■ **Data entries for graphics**
============

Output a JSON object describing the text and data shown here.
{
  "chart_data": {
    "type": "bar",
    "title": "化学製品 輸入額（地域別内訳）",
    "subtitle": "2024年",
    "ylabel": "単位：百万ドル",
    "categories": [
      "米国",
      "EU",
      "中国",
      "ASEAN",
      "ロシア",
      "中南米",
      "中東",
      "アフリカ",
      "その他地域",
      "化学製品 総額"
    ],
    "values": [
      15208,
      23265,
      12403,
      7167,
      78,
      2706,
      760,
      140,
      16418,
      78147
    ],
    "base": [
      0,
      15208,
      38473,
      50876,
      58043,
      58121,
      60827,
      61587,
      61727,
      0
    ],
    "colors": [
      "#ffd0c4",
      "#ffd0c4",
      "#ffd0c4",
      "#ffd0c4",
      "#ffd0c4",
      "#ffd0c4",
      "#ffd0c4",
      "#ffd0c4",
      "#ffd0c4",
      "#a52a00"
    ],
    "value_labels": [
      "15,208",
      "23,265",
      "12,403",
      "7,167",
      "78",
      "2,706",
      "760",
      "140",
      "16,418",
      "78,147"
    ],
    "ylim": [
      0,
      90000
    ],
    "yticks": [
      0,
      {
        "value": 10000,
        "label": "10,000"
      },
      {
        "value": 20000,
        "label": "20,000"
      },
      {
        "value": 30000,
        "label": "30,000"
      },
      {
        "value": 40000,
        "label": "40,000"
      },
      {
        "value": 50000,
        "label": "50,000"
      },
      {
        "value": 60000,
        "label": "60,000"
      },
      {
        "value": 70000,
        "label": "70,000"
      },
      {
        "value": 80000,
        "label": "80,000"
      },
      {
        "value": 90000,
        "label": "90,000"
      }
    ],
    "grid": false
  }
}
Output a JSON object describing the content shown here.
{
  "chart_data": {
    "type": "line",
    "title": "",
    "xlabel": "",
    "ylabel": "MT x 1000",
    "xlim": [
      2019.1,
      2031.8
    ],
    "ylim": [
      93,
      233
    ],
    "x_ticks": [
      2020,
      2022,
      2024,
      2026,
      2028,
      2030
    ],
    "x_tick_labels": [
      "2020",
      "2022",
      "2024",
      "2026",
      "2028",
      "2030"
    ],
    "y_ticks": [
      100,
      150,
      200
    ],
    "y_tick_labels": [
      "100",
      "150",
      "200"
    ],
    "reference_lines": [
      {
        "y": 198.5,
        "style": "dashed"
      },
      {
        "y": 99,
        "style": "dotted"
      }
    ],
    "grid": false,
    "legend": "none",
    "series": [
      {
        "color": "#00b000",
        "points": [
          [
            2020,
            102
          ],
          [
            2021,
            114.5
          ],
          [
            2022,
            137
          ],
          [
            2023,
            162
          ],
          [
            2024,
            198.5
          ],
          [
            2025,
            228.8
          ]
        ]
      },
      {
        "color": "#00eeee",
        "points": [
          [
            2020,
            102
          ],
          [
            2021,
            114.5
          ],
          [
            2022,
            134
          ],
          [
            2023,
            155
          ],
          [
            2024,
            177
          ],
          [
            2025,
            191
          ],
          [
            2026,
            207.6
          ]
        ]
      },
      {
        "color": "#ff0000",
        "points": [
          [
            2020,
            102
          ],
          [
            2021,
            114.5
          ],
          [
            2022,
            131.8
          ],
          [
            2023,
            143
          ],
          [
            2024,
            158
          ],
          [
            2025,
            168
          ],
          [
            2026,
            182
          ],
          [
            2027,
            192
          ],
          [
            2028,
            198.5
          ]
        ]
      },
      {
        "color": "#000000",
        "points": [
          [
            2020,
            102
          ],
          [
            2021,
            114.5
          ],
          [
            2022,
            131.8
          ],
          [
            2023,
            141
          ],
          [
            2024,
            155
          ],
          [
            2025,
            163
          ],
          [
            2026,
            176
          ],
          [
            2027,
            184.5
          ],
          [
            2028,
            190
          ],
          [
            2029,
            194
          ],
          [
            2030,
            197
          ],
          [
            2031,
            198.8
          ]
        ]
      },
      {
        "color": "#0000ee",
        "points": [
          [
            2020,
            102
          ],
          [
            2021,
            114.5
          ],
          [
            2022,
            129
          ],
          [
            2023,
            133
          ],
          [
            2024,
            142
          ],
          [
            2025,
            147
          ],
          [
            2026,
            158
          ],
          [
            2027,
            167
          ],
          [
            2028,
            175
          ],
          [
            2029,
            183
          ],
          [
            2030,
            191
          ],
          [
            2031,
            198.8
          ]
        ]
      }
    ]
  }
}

============

■ **Exercise goal**
Copy, from the material, each line that holds the string "Output".

■ **Solution**
Output a JSON object describing the text and data shown here.
Output a JSON object describing the content shown here.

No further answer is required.